# Data shown:
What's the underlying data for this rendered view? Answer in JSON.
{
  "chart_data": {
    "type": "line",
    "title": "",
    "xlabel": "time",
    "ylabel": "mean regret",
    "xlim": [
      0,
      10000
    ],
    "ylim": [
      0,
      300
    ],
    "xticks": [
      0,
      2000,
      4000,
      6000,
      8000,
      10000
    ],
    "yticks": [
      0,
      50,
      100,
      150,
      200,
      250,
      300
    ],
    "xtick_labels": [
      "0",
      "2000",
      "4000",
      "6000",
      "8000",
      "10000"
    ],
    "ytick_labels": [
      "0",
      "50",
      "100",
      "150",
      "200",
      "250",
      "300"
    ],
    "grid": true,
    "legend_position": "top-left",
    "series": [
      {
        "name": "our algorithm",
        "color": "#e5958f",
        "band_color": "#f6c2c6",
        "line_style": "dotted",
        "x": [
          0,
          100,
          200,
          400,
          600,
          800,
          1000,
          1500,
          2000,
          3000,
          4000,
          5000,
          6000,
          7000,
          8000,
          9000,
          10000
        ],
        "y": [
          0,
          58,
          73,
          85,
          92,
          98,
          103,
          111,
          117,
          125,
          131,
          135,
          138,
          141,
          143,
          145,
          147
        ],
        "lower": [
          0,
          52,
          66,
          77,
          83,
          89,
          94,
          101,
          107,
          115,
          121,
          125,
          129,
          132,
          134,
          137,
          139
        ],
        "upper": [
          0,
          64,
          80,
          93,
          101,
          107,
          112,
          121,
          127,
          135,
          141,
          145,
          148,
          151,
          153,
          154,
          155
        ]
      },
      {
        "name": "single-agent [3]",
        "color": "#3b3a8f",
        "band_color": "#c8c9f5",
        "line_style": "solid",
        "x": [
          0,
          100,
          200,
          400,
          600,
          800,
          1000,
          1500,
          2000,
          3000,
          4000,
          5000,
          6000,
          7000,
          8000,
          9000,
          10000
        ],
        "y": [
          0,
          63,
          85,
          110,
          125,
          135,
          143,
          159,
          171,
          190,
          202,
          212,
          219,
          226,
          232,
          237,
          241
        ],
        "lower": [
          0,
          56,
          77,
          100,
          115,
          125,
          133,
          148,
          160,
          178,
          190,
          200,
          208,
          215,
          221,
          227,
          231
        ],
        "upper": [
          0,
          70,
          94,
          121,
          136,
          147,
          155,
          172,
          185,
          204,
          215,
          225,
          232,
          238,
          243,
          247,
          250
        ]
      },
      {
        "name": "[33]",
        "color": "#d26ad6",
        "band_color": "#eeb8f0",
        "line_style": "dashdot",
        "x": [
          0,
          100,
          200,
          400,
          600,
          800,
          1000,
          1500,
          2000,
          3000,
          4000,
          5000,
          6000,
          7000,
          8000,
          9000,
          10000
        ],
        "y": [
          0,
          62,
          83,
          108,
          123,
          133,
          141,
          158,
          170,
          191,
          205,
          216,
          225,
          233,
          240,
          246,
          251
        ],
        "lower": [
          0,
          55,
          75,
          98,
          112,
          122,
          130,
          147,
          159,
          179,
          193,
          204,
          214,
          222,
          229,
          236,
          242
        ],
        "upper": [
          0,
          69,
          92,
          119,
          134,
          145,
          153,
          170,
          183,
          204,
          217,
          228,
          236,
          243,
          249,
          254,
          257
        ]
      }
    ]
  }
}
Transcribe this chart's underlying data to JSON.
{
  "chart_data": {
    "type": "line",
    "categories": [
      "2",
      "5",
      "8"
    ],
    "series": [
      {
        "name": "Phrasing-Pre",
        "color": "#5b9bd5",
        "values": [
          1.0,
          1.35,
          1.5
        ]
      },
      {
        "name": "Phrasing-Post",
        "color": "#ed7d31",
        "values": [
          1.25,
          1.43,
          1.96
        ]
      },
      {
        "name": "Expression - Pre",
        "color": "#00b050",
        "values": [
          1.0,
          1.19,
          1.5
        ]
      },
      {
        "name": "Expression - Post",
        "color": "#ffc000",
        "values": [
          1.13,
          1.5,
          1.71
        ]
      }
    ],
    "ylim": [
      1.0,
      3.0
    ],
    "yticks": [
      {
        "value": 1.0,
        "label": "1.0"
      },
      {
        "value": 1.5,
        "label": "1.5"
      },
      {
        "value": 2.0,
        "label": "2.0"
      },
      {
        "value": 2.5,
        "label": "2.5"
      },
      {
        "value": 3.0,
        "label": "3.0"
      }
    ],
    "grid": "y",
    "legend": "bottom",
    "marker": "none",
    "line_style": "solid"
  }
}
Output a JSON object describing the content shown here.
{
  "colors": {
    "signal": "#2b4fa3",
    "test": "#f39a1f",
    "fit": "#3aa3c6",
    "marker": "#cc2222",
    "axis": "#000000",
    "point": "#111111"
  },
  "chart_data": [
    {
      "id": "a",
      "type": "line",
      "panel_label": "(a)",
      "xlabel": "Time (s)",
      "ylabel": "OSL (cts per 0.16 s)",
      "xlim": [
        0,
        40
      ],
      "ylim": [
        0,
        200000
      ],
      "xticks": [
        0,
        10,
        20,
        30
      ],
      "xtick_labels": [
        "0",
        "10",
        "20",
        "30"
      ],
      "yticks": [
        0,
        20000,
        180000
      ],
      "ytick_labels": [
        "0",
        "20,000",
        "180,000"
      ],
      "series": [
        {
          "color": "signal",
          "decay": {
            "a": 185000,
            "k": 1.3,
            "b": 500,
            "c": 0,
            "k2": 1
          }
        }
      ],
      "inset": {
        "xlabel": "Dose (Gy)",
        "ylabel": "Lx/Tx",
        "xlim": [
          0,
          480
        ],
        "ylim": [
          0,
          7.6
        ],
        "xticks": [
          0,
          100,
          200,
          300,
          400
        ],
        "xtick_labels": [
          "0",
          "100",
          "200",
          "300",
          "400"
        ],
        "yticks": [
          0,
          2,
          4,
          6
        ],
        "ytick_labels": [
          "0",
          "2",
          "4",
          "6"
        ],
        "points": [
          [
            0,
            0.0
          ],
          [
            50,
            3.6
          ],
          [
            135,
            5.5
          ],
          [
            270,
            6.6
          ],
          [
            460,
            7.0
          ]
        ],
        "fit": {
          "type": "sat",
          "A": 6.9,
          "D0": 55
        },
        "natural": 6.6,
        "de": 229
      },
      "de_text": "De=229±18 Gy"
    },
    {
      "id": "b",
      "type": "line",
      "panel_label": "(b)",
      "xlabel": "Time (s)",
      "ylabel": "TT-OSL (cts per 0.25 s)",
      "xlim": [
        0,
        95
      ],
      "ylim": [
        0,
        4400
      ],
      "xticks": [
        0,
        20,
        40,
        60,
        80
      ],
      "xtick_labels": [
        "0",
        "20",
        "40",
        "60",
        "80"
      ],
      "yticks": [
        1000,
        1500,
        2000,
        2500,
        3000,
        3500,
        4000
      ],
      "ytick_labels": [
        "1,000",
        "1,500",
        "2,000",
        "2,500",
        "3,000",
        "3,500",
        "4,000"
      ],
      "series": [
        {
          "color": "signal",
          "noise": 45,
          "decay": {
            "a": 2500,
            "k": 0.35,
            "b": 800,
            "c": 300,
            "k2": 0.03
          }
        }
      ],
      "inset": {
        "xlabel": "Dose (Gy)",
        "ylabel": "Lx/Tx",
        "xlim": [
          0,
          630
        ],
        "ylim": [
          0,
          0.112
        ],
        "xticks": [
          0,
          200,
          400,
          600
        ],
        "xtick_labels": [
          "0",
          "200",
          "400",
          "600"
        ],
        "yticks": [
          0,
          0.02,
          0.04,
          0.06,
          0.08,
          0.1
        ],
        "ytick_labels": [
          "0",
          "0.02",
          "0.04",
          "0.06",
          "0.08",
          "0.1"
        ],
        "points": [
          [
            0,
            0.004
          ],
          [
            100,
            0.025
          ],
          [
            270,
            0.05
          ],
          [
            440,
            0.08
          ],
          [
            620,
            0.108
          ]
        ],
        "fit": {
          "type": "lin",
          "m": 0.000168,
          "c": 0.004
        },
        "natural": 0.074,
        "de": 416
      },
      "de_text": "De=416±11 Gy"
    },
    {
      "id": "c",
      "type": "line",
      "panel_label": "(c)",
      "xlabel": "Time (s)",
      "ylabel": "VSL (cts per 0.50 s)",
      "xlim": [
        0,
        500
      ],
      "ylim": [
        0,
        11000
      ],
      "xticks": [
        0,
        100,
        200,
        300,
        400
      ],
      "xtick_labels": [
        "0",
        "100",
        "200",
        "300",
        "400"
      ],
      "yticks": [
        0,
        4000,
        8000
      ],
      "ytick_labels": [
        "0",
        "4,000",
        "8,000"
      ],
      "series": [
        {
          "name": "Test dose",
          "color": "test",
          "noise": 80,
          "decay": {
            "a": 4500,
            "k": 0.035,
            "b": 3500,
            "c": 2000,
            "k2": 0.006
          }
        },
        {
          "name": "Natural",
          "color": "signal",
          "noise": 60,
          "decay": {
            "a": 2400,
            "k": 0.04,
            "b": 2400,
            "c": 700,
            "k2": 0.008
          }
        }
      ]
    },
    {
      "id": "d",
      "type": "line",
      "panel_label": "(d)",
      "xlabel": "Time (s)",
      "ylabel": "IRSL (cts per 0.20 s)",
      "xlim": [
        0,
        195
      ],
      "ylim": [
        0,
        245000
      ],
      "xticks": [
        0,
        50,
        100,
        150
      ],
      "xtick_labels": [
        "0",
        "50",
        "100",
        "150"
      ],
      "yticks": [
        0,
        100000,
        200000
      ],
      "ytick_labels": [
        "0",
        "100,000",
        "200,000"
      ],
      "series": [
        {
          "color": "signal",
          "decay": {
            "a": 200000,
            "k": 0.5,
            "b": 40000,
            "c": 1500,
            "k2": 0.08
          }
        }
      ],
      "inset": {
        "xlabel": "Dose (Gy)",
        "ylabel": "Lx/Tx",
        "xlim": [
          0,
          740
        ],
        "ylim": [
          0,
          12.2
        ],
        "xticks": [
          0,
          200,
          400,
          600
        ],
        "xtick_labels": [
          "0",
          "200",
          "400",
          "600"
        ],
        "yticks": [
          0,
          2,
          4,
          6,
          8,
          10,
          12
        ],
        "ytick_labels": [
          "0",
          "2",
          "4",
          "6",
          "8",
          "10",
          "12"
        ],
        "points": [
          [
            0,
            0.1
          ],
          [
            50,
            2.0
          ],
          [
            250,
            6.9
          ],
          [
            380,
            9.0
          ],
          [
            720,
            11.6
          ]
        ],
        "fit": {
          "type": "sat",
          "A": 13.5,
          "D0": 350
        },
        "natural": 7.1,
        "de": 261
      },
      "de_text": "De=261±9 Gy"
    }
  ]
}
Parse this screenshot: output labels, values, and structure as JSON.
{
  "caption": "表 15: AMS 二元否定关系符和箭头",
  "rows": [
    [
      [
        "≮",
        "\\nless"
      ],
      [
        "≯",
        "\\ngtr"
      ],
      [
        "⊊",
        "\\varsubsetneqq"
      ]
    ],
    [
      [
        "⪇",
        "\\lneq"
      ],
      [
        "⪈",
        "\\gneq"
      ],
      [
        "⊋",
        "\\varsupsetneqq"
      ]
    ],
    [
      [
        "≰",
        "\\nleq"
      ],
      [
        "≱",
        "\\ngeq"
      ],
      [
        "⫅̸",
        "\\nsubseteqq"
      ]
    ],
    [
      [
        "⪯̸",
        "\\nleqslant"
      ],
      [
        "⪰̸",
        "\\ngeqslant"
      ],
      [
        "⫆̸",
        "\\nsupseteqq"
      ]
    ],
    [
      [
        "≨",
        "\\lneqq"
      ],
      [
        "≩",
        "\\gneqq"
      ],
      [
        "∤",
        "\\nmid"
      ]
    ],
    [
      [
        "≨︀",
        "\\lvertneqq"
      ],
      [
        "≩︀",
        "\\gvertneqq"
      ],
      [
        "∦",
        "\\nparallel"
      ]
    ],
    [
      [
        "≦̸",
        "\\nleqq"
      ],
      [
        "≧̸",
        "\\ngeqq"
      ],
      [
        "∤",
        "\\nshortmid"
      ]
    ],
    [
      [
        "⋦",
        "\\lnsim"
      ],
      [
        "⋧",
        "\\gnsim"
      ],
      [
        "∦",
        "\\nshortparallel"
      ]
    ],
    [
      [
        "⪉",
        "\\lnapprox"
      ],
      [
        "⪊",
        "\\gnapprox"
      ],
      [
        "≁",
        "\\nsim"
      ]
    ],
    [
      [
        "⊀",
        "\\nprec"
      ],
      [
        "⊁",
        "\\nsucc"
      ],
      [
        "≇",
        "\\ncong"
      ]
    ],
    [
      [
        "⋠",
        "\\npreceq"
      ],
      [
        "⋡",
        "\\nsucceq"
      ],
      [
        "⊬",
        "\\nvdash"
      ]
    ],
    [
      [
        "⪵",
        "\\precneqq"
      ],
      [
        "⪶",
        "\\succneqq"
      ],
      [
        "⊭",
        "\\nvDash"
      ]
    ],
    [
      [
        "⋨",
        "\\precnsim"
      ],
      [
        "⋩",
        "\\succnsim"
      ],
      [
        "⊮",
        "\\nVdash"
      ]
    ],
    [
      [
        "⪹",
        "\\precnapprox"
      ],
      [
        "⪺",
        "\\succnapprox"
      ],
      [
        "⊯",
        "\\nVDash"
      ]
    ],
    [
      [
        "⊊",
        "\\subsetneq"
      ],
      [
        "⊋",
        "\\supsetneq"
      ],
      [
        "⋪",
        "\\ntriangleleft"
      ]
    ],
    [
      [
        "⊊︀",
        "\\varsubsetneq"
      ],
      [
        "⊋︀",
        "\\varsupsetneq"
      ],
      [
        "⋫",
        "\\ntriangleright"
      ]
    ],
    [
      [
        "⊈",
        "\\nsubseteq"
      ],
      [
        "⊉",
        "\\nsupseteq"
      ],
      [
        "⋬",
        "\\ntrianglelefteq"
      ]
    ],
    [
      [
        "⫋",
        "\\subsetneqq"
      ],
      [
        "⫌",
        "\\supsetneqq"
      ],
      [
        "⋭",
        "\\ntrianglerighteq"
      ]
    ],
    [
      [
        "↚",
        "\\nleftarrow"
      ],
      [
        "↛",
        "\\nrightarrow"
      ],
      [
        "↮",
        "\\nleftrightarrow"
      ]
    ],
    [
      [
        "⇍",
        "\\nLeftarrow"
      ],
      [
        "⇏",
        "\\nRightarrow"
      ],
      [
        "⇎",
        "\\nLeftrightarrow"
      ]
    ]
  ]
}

# Aim of the exercise:
Scan the listing above. Collect all lines with the word "Phrasing".

# Task output:
        "name": "Phrasing-Pre",
        "name": "Phrasing-Post",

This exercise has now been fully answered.